Stored items>
※

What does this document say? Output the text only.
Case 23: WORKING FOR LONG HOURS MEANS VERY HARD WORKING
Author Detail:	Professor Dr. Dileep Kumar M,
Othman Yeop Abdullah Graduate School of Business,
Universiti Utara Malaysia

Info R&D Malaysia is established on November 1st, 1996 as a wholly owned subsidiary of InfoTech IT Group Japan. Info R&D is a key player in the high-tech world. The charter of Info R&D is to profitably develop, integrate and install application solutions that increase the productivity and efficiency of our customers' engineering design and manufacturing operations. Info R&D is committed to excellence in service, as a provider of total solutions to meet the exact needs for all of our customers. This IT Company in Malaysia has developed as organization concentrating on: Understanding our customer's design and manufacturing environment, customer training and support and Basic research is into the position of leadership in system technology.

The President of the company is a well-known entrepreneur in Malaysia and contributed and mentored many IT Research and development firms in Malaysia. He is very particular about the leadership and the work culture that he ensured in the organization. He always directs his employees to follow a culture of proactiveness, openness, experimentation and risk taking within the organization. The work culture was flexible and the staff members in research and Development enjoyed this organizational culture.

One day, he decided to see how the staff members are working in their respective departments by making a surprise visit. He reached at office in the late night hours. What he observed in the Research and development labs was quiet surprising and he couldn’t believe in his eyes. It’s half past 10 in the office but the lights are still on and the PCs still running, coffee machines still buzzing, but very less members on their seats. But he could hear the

※

TASK REQUIREMENTS> What do the records say? Quote them all exactly.

RESPONSE TO THIS EXERCISE>
What does this document say? Output the text only.
Case 23: WORKING FOR LONG HOURS MEANS VERY HARD WORKING
Author Detail:	Professor Dr. Dileep Kumar M,
Othman Yeop Abdullah Graduate School of Business,
Universiti Utara Malaysia

Info R&D Malaysia is established on November 1st, 1996 as a wholly owned subsidiary of InfoTech IT Group Japan. Info R&D is a key player in the high-tech world. The charter of Info R&D is to profitably develop, integrate and install application solutions that increase the productivity and efficiency of our customers' engineering design and manufacturing operations. Info R&D is committed to excellence in service, as a provider of total solutions to meet the exact needs for all of our customers. This IT Company in Malaysia has developed as organization concentrating on: Understanding our customer's design and manufacturing environment, customer training and support and Basic research is into the position of leadership in system technology.

The President of the company is a well-known entrepreneur in Malaysia and contributed and mentored many IT Research and development firms in Malaysia. He is very particular about the leadership and the work culture that he ensured in the organization. He always directs his employees to follow a culture of proactiveness, openness, experimentation and risk taking within the organization. The work culture was flexible and the staff members in research and Development enjoyed this organizational culture.

One day, he decided to see how the staff members are working in their respective departments by making a surprise visit. He reached at office in the late night hours. What he observed in the Research and development labs was quiet surprising and he couldn’t believe in his eyes. It’s half past 10 in the office but the lights are still on and the PCs still running, coffee machines still buzzing, but very less members on their seats. But he could hear the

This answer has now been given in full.